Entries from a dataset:
..........

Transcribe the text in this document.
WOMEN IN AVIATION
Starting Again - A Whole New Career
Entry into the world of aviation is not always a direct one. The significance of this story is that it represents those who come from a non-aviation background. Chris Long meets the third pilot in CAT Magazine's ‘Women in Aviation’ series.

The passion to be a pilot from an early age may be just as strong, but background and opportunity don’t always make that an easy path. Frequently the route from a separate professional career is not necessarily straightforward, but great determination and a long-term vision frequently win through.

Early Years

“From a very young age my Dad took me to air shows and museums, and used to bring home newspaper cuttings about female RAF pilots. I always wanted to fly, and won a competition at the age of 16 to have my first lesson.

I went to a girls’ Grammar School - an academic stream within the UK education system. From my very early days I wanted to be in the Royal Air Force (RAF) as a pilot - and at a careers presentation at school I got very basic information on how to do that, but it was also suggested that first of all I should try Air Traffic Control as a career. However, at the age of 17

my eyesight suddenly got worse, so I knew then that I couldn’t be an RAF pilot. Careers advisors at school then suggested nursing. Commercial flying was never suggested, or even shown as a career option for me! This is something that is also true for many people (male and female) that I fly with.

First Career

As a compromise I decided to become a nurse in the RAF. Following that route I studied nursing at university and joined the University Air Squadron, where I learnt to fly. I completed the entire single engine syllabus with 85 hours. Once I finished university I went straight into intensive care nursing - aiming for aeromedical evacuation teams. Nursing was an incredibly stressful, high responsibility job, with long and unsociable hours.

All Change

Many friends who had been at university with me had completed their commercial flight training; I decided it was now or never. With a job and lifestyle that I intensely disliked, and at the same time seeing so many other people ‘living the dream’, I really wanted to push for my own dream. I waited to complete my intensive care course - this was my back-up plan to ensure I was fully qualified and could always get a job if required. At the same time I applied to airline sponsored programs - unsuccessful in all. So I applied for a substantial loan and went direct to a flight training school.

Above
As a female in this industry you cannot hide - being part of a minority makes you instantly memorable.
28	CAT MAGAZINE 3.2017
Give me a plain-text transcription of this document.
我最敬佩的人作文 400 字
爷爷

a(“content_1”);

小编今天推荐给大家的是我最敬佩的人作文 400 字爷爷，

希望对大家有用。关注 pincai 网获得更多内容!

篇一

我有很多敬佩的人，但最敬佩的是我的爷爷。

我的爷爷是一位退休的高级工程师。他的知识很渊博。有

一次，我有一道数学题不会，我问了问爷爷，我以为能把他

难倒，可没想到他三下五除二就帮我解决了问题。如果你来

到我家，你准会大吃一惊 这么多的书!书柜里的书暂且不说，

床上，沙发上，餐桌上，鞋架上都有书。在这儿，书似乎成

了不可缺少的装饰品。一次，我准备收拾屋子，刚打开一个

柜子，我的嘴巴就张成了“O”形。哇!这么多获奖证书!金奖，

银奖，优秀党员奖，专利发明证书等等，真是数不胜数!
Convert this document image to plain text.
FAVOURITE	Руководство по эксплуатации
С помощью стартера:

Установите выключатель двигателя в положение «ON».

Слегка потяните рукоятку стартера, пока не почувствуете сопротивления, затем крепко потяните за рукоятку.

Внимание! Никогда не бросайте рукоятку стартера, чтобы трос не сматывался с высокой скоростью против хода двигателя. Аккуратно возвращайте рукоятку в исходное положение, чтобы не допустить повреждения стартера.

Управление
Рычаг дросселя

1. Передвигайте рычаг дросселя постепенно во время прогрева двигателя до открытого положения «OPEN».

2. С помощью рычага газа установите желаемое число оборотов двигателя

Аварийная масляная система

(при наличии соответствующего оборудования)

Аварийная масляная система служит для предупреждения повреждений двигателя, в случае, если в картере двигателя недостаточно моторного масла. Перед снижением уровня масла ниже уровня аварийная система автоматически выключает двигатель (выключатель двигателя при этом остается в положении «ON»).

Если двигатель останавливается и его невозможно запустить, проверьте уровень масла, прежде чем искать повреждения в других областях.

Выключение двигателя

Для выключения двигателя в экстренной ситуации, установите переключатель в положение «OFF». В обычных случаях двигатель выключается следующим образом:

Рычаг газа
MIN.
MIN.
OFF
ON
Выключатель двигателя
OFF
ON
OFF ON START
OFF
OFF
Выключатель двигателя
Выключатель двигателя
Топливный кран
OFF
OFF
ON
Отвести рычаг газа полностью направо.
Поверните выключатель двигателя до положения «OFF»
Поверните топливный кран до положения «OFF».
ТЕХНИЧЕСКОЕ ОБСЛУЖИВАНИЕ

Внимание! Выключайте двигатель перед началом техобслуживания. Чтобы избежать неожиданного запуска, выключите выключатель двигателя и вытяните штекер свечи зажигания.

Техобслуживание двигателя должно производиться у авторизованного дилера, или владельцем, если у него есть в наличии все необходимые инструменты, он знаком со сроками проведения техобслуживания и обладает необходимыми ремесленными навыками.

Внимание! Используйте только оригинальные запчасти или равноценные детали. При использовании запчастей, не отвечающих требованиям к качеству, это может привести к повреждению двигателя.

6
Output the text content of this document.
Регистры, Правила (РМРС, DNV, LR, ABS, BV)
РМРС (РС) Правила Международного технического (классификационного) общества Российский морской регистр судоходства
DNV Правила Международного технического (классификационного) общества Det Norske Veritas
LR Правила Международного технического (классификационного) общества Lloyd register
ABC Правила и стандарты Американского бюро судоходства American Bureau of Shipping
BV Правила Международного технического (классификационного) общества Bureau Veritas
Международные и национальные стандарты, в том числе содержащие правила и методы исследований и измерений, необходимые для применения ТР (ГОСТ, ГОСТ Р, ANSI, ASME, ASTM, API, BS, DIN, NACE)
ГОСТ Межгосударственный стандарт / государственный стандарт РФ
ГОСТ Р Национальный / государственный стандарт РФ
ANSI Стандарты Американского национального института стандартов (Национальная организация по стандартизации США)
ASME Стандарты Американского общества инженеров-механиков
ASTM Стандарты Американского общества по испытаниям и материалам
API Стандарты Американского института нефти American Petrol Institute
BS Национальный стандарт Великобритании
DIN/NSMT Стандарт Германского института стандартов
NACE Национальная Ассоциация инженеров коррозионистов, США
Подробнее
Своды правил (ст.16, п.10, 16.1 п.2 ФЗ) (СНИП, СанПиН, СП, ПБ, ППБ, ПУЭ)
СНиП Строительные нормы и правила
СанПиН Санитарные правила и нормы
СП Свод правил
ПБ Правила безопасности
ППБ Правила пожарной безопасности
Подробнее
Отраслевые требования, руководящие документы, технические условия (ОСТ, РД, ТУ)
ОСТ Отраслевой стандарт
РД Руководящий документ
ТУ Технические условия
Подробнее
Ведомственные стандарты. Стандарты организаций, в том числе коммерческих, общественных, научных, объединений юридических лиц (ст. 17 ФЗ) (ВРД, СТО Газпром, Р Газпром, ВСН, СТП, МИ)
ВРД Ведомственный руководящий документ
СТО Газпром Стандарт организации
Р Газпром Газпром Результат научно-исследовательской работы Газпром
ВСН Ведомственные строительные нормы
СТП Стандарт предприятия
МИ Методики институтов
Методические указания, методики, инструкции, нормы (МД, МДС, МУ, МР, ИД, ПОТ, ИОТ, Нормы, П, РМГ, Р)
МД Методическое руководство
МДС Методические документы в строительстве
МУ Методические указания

..........

Write the material out exactly, with nothing left out.

ANSWER TO THE TASK:
Transcribe the text in this document.
WOMEN IN AVIATION
Starting Again - A Whole New Career
Entry into the world of aviation is not always a direct one. The significance of this story is that it represents those who come from a non-aviation background. Chris Long meets the third pilot in CAT Magazine's ‘Women in Aviation’ series.

The passion to be a pilot from an early age may be just as strong, but background and opportunity don’t always make that an easy path. Frequently the route from a separate professional career is not necessarily straightforward, but great determination and a long-term vision frequently win through.

Early Years

“From a very young age my Dad took me to air shows and museums, and used to bring home newspaper cuttings about female RAF pilots. I always wanted to fly, and won a competition at the age of 16 to have my first lesson.

I went to a girls’ Grammar School - an academic stream within the UK education system. From my very early days I wanted to be in the Royal Air Force (RAF) as a pilot - and at a careers presentation at school I got very basic information on how to do that, but it was also suggested that first of all I should try Air Traffic Control as a career. However, at the age of 17

my eyesight suddenly got worse, so I knew then that I couldn’t be an RAF pilot. Careers advisors at school then suggested nursing. Commercial flying was never suggested, or even shown as a career option for me! This is something that is also true for many people (male and female) that I fly with.

First Career

As a compromise I decided to become a nurse in the RAF. Following that route I studied nursing at university and joined the University Air Squadron, where I learnt to fly. I completed the entire single engine syllabus with 85 hours. Once I finished university I went straight into intensive care nursing - aiming for aeromedical evacuation teams. Nursing was an incredibly stressful, high responsibility job, with long and unsociable hours.

All Change

Many friends who had been at university with me had completed their commercial flight training; I decided it was now or never. With a job and lifestyle that I intensely disliked, and at the same time seeing so many other people ‘living the dream’, I really wanted to push for my own dream. I waited to complete my intensive care course - this was my back-up plan to ensure I was fully qualified and could always get a job if required. At the same time I applied to airline sponsored programs - unsuccessful in all. So I applied for a substantial loan and went direct to a flight training school.

Above
As a female in this industry you cannot hide - being part of a minority makes you instantly memorable.
28	CAT MAGAZINE 3.2017
Give me a plain-text transcription of this document.
我最敬佩的人作文 400 字
爷爷

a(“content_1”);

小编今天推荐给大家的是我最敬佩的人作文 400 字爷爷，

希望对大家有用。关注 pincai 网获得更多内容!

篇一

我有很多敬佩的人，但最敬佩的是我的爷爷。

我的爷爷是一位退休的高级工程师。他的知识很渊博。有

一次，我有一道数学题不会，我问了问爷爷，我以为能把他

难倒，可没想到他三下五除二就帮我解决了问题。如果你来

到我家，你准会大吃一惊 这么多的书!书柜里的书暂且不说，

床上，沙发上，餐桌上，鞋架上都有书。在这儿，书似乎成

了不可缺少的装饰品。一次，我准备收拾屋子，刚打开一个

柜子，我的嘴巴就张成了“O”形。哇!这么多获奖证书!金奖，

银奖，优秀党员奖，专利发明证书等等，真是数不胜数!
Convert this document image to plain text.
FAVOURITE	Руководство по эксплуатации
С помощью стартера:

Установите выключатель двигателя в положение «ON».

Слегка потяните рукоятку стартера, пока не почувствуете сопротивления, затем крепко потяните за рукоятку.

Внимание! Никогда не бросайте рукоятку стартера, чтобы трос не сматывался с высокой скоростью против хода двигателя. Аккуратно возвращайте рукоятку в исходное положение, чтобы не допустить повреждения стартера.

Управление
Рычаг дросселя

1. Передвигайте рычаг дросселя постепенно во время прогрева двигателя до открытого положения «OPEN».

2. С помощью рычага газа установите желаемое число оборотов двигателя

Аварийная масляная система

(при наличии соответствующего оборудования)

Аварийная масляная система служит для предупреждения повреждений двигателя, в случае, если в картере двигателя недостаточно моторного масла. Перед снижением уровня масла ниже уровня аварийная система автоматически выключает двигатель (выключатель двигателя при этом остается в положении «ON»).

Если двигатель останавливается и его невозможно запустить, проверьте уровень масла, прежде чем искать повреждения в других областях.

Выключение двигателя

Для выключения двигателя в экстренной ситуации, установите переключатель в положение «OFF». В обычных случаях двигатель выключается следующим образом:

Рычаг газа
MIN.
MIN.
OFF
ON
Выключатель двигателя
OFF
ON
OFF ON START
OFF
OFF
Выключатель двигателя
Выключатель двигателя
Топливный кран
OFF
OFF
ON
Отвести рычаг газа полностью направо.
Поверните выключатель двигателя до положения «OFF»
Поверните топливный кран до положения «OFF».
ТЕХНИЧЕСКОЕ ОБСЛУЖИВАНИЕ

Внимание! Выключайте двигатель перед началом техобслуживания. Чтобы избежать неожиданного запуска, выключите выключатель двигателя и вытяните штекер свечи зажигания.

Техобслуживание двигателя должно производиться у авторизованного дилера, или владельцем, если у него есть в наличии все необходимые инструменты, он знаком со сроками проведения техобслуживания и обладает необходимыми ремесленными навыками.

Внимание! Используйте только оригинальные запчасти или равноценные детали. При использовании запчастей, не отвечающих требованиям к качеству, это может привести к повреждению двигателя.

6
Output the text content of this document.
Регистры, Правила (РМРС, DNV, LR, ABS, BV)
РМРС (РС) Правила Международного технического (классификационного) общества Российский морской регистр судоходства
DNV Правила Международного технического (классификационного) общества Det Norske Veritas
LR Правила Международного технического (классификационного) общества Lloyd register
ABC Правила и стандарты Американского бюро судоходства American Bureau of Shipping
BV Правила Международного технического (классификационного) общества Bureau Veritas
Международные и национальные стандарты, в том числе содержащие правила и методы исследований и измерений, необходимые для применения ТР (ГОСТ, ГОСТ Р, ANSI, ASME, ASTM, API, BS, DIN, NACE)
ГОСТ Межгосударственный стандарт / государственный стандарт РФ
ГОСТ Р Национальный / государственный стандарт РФ
ANSI Стандарты Американского национального института стандартов (Национальная организация по стандартизации США)
ASME Стандарты Американского общества инженеров-механиков
ASTM Стандарты Американского общества по испытаниям и материалам
API Стандарты Американского института нефти American Petrol Institute
BS Национальный стандарт Великобритании
DIN/NSMT Стандарт Германского института стандартов
NACE Национальная Ассоциация инженеров коррозионистов, США
Подробнее
Своды правил (ст.16, п.10, 16.1 п.2 ФЗ) (СНИП, СанПиН, СП, ПБ, ППБ, ПУЭ)
СНиП Строительные нормы и правила
СанПиН Санитарные правила и нормы
СП Свод правил
ПБ Правила безопасности
ППБ Правила пожарной безопасности
Подробнее
Отраслевые требования, руководящие документы, технические условия (ОСТ, РД, ТУ)
ОСТ Отраслевой стандарт
РД Руководящий документ
ТУ Технические условия
Подробнее
Ведомственные стандарты. Стандарты организаций, в том числе коммерческих, общественных, научных, объединений юридических лиц (ст. 17 ФЗ) (ВРД, СТО Газпром, Р Газпром, ВСН, СТП, МИ)
ВРД Ведомственный руководящий документ
СТО Газпром Стандарт организации
Р Газпром Газпром Результат научно-исследовательской работы Газпром
ВСН Ведомственные строительные нормы
СТП Стандарт предприятия
МИ Методики институтов
Методические указания, методики, инструкции, нормы (МД, МДС, МУ, МР, ИД, ПОТ, ИОТ, Нормы, П, РМГ, Р)
МД Методическое руководство
МДС Методические документы в строительстве
МУ Методические указания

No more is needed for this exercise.